### Data entries
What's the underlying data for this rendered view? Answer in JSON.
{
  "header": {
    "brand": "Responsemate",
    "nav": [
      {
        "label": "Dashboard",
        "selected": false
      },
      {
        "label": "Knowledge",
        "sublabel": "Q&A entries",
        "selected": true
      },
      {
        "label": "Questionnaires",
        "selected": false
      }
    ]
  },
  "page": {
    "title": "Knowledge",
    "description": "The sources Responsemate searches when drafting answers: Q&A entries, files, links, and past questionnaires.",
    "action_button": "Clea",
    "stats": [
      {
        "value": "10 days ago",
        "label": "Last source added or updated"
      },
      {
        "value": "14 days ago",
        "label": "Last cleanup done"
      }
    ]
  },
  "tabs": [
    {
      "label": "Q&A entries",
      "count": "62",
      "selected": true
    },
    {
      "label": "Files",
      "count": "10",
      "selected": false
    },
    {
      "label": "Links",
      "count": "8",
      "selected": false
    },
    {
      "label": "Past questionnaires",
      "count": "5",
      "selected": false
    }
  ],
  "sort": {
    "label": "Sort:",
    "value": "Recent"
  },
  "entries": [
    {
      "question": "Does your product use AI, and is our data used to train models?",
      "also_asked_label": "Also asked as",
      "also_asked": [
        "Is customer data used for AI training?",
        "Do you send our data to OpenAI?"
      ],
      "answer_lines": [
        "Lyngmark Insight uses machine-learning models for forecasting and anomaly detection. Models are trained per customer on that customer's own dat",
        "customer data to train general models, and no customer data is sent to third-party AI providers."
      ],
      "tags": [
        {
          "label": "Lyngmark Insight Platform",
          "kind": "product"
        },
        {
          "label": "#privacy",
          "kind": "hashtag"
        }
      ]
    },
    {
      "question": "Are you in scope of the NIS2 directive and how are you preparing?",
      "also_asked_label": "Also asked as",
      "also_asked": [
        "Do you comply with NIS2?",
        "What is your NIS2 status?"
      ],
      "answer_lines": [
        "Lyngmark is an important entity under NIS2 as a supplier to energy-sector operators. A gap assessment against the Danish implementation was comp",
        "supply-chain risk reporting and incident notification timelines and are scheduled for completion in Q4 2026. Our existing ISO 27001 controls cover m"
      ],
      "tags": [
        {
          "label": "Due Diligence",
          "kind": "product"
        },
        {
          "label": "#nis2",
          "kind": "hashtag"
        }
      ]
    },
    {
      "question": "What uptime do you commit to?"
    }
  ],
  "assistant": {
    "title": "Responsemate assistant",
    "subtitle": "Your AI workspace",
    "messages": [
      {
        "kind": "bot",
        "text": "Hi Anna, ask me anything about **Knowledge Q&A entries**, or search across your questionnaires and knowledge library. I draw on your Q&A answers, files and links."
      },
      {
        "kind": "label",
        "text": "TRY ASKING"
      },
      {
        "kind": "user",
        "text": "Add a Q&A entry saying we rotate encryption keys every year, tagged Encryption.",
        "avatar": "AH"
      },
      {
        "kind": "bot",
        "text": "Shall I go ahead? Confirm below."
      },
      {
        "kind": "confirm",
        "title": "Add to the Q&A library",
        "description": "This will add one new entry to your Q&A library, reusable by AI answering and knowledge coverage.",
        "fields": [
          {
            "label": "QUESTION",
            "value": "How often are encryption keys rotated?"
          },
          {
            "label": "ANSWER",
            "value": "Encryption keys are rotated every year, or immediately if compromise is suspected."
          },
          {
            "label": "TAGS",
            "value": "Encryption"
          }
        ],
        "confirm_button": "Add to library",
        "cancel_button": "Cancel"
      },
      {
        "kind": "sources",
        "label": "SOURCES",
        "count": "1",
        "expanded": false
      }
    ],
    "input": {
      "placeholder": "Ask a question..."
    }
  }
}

### TASK REQUIREMENTS
Copy each line of the records containing the string "keys".

### RESULT
        "text": "Add a Q&A entry saying we rotate encryption keys every year, tagged Encryption.",
            "value": "How often are encryption keys rotated?"
            "value": "Encryption keys are rotated every year, or immediately if compromise is suspected."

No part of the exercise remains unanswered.